WHAT THIS TASK INVOLVES:
Return all of the data exactly as given.

## Begin INPUT FOR THIS TASK

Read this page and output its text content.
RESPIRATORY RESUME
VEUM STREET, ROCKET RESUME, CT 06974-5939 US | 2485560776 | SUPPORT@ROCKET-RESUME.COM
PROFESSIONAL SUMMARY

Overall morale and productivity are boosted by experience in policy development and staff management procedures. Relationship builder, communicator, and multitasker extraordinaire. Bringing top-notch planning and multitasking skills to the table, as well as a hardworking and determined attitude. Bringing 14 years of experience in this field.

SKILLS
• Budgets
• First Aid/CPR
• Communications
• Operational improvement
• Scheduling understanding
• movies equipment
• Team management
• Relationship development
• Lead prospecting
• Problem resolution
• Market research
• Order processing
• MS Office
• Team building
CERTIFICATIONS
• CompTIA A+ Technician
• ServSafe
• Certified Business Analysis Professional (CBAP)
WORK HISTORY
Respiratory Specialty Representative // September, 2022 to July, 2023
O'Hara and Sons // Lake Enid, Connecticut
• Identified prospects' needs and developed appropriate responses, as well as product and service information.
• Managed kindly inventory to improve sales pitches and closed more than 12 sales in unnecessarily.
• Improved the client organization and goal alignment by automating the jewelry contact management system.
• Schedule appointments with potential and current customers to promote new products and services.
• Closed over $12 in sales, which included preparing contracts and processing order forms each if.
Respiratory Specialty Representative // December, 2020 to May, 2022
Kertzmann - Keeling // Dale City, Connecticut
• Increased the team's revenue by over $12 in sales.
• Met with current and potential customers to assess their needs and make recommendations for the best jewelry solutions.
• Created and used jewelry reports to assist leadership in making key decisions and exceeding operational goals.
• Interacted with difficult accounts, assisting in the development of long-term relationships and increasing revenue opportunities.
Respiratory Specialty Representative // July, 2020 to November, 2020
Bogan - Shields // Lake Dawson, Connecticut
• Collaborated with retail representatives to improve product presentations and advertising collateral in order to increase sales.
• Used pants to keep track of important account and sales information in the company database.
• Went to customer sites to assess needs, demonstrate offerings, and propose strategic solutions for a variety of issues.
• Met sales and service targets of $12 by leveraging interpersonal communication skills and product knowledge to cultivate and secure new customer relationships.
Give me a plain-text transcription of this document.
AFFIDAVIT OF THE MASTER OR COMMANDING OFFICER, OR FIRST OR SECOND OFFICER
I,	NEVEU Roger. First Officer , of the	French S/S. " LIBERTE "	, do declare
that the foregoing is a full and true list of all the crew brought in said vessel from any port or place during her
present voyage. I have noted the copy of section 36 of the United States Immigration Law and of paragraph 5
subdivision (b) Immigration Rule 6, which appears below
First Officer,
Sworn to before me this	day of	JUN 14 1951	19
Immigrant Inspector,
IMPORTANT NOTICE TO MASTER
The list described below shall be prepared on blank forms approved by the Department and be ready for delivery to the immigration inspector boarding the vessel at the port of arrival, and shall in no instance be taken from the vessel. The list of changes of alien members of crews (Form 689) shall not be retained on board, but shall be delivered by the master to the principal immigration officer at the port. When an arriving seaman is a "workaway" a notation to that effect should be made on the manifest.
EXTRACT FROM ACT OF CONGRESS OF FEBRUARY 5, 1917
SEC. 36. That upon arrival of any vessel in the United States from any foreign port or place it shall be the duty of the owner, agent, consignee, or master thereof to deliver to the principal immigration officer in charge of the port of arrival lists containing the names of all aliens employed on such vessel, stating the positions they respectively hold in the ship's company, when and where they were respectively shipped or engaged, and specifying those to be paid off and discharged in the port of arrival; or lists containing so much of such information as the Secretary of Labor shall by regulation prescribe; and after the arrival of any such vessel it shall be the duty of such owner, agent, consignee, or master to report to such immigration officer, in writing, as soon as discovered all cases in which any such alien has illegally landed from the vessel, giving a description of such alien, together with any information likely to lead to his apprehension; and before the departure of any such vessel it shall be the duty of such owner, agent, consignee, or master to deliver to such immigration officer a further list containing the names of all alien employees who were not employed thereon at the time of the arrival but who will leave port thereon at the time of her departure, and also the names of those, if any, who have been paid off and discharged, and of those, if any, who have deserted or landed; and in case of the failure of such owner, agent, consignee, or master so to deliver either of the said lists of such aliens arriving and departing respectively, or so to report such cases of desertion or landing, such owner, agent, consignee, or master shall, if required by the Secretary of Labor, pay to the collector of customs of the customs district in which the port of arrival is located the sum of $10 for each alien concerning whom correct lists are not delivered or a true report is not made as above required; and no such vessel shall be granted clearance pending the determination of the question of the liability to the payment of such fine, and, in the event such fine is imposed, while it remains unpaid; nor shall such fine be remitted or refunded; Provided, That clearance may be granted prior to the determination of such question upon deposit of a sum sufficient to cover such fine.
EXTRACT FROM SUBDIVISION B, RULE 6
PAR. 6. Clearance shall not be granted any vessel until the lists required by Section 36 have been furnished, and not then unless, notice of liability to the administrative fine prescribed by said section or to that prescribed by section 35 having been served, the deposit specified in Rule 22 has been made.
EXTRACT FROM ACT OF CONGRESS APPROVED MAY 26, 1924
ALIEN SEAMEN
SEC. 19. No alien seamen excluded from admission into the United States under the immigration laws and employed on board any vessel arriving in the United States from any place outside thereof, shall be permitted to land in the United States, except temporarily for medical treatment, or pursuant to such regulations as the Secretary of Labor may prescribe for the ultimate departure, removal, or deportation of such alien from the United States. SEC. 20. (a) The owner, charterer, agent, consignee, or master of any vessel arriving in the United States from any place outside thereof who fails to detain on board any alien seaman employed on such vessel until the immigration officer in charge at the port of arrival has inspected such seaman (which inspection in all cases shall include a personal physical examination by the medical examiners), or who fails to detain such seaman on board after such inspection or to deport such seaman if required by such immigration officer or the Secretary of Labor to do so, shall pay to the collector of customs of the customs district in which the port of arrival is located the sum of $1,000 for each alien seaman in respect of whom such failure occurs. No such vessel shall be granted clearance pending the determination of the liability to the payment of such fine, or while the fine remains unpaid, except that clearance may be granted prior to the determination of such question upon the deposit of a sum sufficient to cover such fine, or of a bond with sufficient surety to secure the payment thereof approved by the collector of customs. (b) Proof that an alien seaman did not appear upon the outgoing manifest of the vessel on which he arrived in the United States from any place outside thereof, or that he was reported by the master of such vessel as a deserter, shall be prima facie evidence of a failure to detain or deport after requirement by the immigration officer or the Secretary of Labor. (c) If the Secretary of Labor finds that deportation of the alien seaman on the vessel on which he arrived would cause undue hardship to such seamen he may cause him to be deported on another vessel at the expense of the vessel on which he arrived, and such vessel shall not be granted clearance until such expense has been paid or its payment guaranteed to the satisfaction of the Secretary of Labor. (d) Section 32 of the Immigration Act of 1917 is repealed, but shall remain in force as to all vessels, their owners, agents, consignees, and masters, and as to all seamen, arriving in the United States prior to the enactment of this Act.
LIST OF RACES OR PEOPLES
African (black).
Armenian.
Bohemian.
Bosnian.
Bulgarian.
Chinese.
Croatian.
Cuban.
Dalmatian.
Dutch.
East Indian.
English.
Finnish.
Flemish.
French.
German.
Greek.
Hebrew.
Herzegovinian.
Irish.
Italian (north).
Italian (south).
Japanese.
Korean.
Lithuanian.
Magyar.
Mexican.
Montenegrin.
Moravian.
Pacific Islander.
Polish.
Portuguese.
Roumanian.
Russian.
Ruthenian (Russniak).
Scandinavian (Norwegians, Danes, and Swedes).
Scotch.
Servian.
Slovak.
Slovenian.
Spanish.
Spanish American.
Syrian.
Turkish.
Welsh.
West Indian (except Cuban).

## End INPUT FOR THIS TASK

CORRECT ANSWER:
Read this page and output its text content.
RESPIRATORY RESUME
VEUM STREET, ROCKET RESUME, CT 06974-5939 US | 2485560776 | SUPPORT@ROCKET-RESUME.COM
PROFESSIONAL SUMMARY

Overall morale and productivity are boosted by experience in policy development and staff management procedures. Relationship builder, communicator, and multitasker extraordinaire. Bringing top-notch planning and multitasking skills to the table, as well as a hardworking and determined attitude. Bringing 14 years of experience in this field.

SKILLS
• Budgets
• First Aid/CPR
• Communications
• Operational improvement
• Scheduling understanding
• movies equipment
• Team management
• Relationship development
• Lead prospecting
• Problem resolution
• Market research
• Order processing
• MS Office
• Team building
CERTIFICATIONS
• CompTIA A+ Technician
• ServSafe
• Certified Business Analysis Professional (CBAP)
WORK HISTORY
Respiratory Specialty Representative // September, 2022 to July, 2023
O'Hara and Sons // Lake Enid, Connecticut
• Identified prospects' needs and developed appropriate responses, as well as product and service information.
• Managed kindly inventory to improve sales pitches and closed more than 12 sales in unnecessarily.
• Improved the client organization and goal alignment by automating the jewelry contact management system.
• Schedule appointments with potential and current customers to promote new products and services.
• Closed over $12 in sales, which included preparing contracts and processing order forms each if.
Respiratory Specialty Representative // December, 2020 to May, 2022
Kertzmann - Keeling // Dale City, Connecticut
• Increased the team's revenue by over $12 in sales.
• Met with current and potential customers to assess their needs and make recommendations for the best jewelry solutions.
• Created and used jewelry reports to assist leadership in making key decisions and exceeding operational goals.
• Interacted with difficult accounts, assisting in the development of long-term relationships and increasing revenue opportunities.
Respiratory Specialty Representative // July, 2020 to November, 2020
Bogan - Shields // Lake Dawson, Connecticut
• Collaborated with retail representatives to improve product presentations and advertising collateral in order to increase sales.
• Used pants to keep track of important account and sales information in the company database.
• Went to customer sites to assess needs, demonstrate offerings, and propose strategic solutions for a variety of issues.
• Met sales and service targets of $12 by leveraging interpersonal communication skills and product knowledge to cultivate and secure new customer relationships.
Give me a plain-text transcription of this document.
AFFIDAVIT OF THE MASTER OR COMMANDING OFFICER, OR FIRST OR SECOND OFFICER
I,	NEVEU Roger. First Officer , of the	French S/S. " LIBERTE "	, do declare
that the foregoing is a full and true list of all the crew brought in said vessel from any port or place during her
present voyage. I have noted the copy of section 36 of the United States Immigration Law and of paragraph 5
subdivision (b) Immigration Rule 6, which appears below
First Officer,
Sworn to before me this	day of	JUN 14 1951	19
Immigrant Inspector,
IMPORTANT NOTICE TO MASTER
The list described below shall be prepared on blank forms approved by the Department and be ready for delivery to the immigration inspector boarding the vessel at the port of arrival, and shall in no instance be taken from the vessel. The list of changes of alien members of crews (Form 689) shall not be retained on board, but shall be delivered by the master to the principal immigration officer at the port. When an arriving seaman is a "workaway" a notation to that effect should be made on the manifest.
EXTRACT FROM ACT OF CONGRESS OF FEBRUARY 5, 1917
SEC. 36. That upon arrival of any vessel in the United States from any foreign port or place it shall be the duty of the owner, agent, consignee, or master thereof to deliver to the principal immigration officer in charge of the port of arrival lists containing the names of all aliens employed on such vessel, stating the positions they respectively hold in the ship's company, when and where they were respectively shipped or engaged, and specifying those to be paid off and discharged in the port of arrival; or lists containing so much of such information as the Secretary of Labor shall by regulation prescribe; and after the arrival of any such vessel it shall be the duty of such owner, agent, consignee, or master to report to such immigration officer, in writing, as soon as discovered all cases in which any such alien has illegally landed from the vessel, giving a description of such alien, together with any information likely to lead to his apprehension; and before the departure of any such vessel it shall be the duty of such owner, agent, consignee, or master to deliver to such immigration officer a further list containing the names of all alien employees who were not employed thereon at the time of the arrival but who will leave port thereon at the time of her departure, and also the names of those, if any, who have been paid off and discharged, and of those, if any, who have deserted or landed; and in case of the failure of such owner, agent, consignee, or master so to deliver either of the said lists of such aliens arriving and departing respectively, or so to report such cases of desertion or landing, such owner, agent, consignee, or master shall, if required by the Secretary of Labor, pay to the collector of customs of the customs district in which the port of arrival is located the sum of $10 for each alien concerning whom correct lists are not delivered or a true report is not made as above required; and no such vessel shall be granted clearance pending the determination of the question of the liability to the payment of such fine, and, in the event such fine is imposed, while it remains unpaid; nor shall such fine be remitted or refunded; Provided, That clearance may be granted prior to the determination of such question upon deposit of a sum sufficient to cover such fine.
EXTRACT FROM SUBDIVISION B, RULE 6
PAR. 6. Clearance shall not be granted any vessel until the lists required by Section 36 have been furnished, and not then unless, notice of liability to the administrative fine prescribed by said section or to that prescribed by section 35 having been served, the deposit specified in Rule 22 has been made.
EXTRACT FROM ACT OF CONGRESS APPROVED MAY 26, 1924
ALIEN SEAMEN
SEC. 19. No alien seamen excluded from admission into the United States under the immigration laws and employed on board any vessel arriving in the United States from any place outside thereof, shall be permitted to land in the United States, except temporarily for medical treatment, or pursuant to such regulations as the Secretary of Labor may prescribe for the ultimate departure, removal, or deportation of such alien from the United States. SEC. 20. (a) The owner, charterer, agent, consignee, or master of any vessel arriving in the United States from any place outside thereof who fails to detain on board any alien seaman employed on such vessel until the immigration officer in charge at the port of arrival has inspected such seaman (which inspection in all cases shall include a personal physical examination by the medical examiners), or who fails to detain such seaman on board after such inspection or to deport such seaman if required by such immigration officer or the Secretary of Labor to do so, shall pay to the collector of customs of the customs district in which the port of arrival is located the sum of $1,000 for each alien seaman in respect of whom such failure occurs. No such vessel shall be granted clearance pending the determination of the liability to the payment of such fine, or while the fine remains unpaid, except that clearance may be granted prior to the determination of such question upon the deposit of a sum sufficient to cover such fine, or of a bond with sufficient surety to secure the payment thereof approved by the collector of customs. (b) Proof that an alien seaman did not appear upon the outgoing manifest of the vessel on which he arrived in the United States from any place outside thereof, or that he was reported by the master of such vessel as a deserter, shall be prima facie evidence of a failure to detain or deport after requirement by the immigration officer or the Secretary of Labor. (c) If the Secretary of Labor finds that deportation of the alien seaman on the vessel on which he arrived would cause undue hardship to such seamen he may cause him to be deported on another vessel at the expense of the vessel on which he arrived, and such vessel shall not be granted clearance until such expense has been paid or its payment guaranteed to the satisfaction of the Secretary of Labor. (d) Section 32 of the Immigration Act of 1917 is repealed, but shall remain in force as to all vessels, their owners, agents, consignees, and masters, and as to all seamen, arriving in the United States prior to the enactment of this Act.
LIST OF RACES OR PEOPLES
African (black).
Armenian.
Bohemian.
Bosnian.
Bulgarian.
Chinese.
Croatian.
Cuban.
Dalmatian.
Dutch.
East Indian.
English.
Finnish.
Flemish.
French.
German.
Greek.
Hebrew.
Herzegovinian.
Irish.
Italian (north).
Italian (south).
Japanese.
Korean.
Lithuanian.
Magyar.
Mexican.
Montenegrin.
Moravian.
Pacific Islander.
Polish.
Portuguese.
Roumanian.
Russian.
Ruthenian (Russniak).
Scandinavian (Norwegians, Danes, and Swedes).
Scotch.
Servian.
Slovak.
Slovenian.
Spanish.
Spanish American.
Syrian.
Turkish.
Welsh.
West Indian (except Cuban).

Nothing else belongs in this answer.